> **Stated task**
From the listing below, pick out each line with the word "าแผนกว".

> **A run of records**
------------------------------------------------------------------------
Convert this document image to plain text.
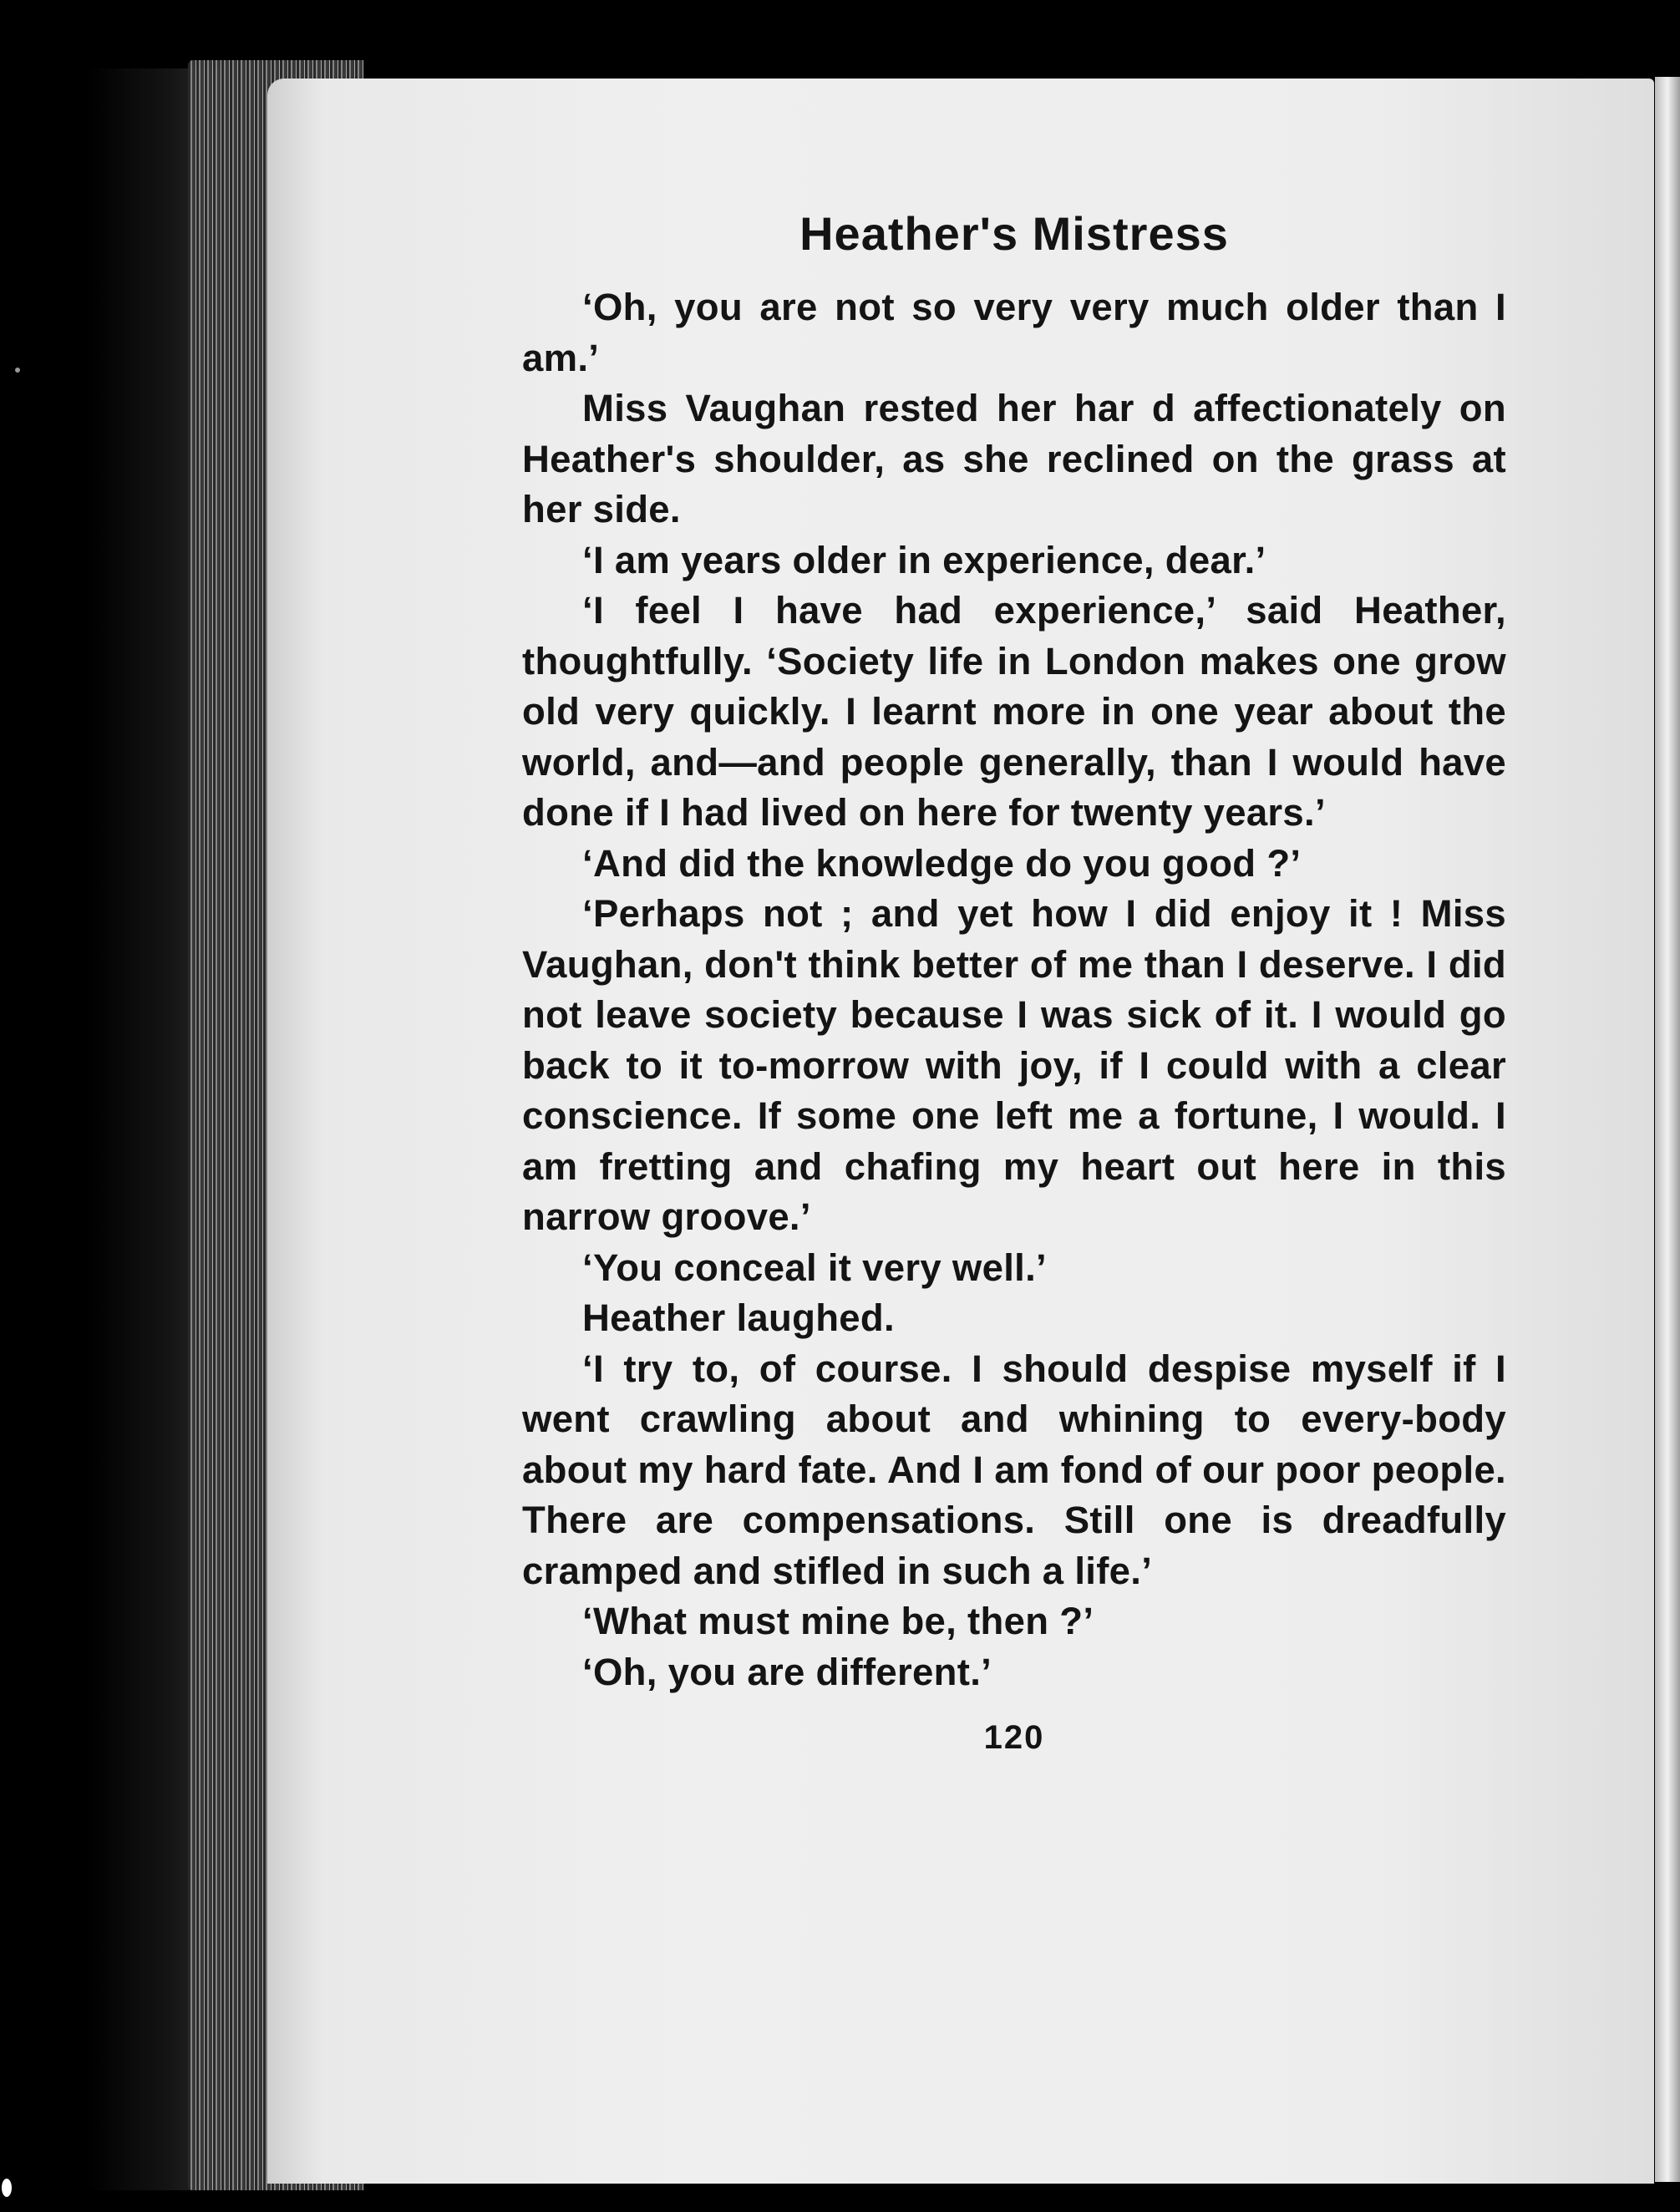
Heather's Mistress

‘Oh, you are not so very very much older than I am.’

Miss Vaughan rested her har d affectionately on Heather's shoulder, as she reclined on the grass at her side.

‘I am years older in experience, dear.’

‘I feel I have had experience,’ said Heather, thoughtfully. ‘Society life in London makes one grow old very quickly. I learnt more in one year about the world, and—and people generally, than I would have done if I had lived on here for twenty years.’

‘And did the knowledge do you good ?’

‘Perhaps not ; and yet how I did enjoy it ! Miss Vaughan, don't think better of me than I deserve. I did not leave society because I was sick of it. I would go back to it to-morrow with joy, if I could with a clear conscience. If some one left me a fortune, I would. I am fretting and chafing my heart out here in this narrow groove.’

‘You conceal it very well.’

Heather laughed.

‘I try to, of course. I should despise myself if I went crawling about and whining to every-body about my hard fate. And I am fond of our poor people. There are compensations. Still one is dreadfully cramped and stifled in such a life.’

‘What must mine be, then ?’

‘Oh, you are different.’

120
------------------------------------------------------------------------
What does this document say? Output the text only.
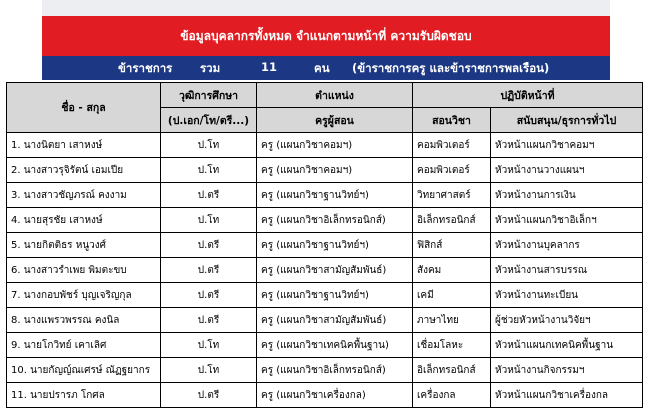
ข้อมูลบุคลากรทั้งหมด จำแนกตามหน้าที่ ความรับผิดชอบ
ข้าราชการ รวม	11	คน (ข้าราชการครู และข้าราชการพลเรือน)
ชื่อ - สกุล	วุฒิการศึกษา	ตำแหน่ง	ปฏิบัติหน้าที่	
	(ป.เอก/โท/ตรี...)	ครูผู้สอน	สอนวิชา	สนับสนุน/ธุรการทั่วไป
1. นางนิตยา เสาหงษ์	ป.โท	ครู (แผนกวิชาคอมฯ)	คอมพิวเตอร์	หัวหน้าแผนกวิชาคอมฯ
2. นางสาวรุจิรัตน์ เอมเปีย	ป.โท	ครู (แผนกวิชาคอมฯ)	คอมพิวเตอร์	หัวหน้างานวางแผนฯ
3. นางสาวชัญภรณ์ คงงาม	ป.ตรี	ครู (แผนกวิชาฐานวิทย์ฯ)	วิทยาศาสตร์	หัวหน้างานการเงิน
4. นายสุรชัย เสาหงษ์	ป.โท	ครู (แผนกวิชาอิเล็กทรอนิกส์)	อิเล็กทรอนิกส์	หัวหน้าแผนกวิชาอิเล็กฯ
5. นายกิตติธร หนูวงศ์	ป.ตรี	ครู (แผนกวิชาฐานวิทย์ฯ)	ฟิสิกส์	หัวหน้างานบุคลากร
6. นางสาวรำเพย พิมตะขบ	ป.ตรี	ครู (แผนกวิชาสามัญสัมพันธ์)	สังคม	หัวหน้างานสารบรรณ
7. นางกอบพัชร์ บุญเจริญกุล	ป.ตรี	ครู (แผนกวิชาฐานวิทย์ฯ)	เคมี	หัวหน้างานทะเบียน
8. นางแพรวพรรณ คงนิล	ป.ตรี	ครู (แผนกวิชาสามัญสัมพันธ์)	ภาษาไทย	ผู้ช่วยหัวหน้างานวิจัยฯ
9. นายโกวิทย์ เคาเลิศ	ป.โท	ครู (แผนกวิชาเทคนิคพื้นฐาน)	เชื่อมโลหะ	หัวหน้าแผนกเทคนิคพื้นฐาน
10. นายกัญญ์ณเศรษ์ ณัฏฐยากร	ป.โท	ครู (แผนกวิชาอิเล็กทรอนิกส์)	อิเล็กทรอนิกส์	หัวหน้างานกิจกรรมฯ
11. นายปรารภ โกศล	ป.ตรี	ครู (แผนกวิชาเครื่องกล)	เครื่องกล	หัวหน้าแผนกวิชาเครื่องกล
------------------------------------------------------------------------
> **Worked solution**
1. นางนิตยา เสาหงษ์	ป.โท	ครู (แผนกวิชาคอมฯ)	คอมพิวเตอร์	หัวหน้าแผนกวิชาคอมฯ
4. นายสุรชัย เสาหงษ์	ป.โท	ครู (แผนกวิชาอิเล็กทรอนิกส์)	อิเล็กทรอนิกส์	หัวหน้าแผนกวิชาอิเล็กฯ
11. นายปรารภ โกศล	ป.ตรี	ครู (แผนกวิชาเครื่องกล)	เครื่องกล	หัวหน้าแผนกวิชาเครื่องกล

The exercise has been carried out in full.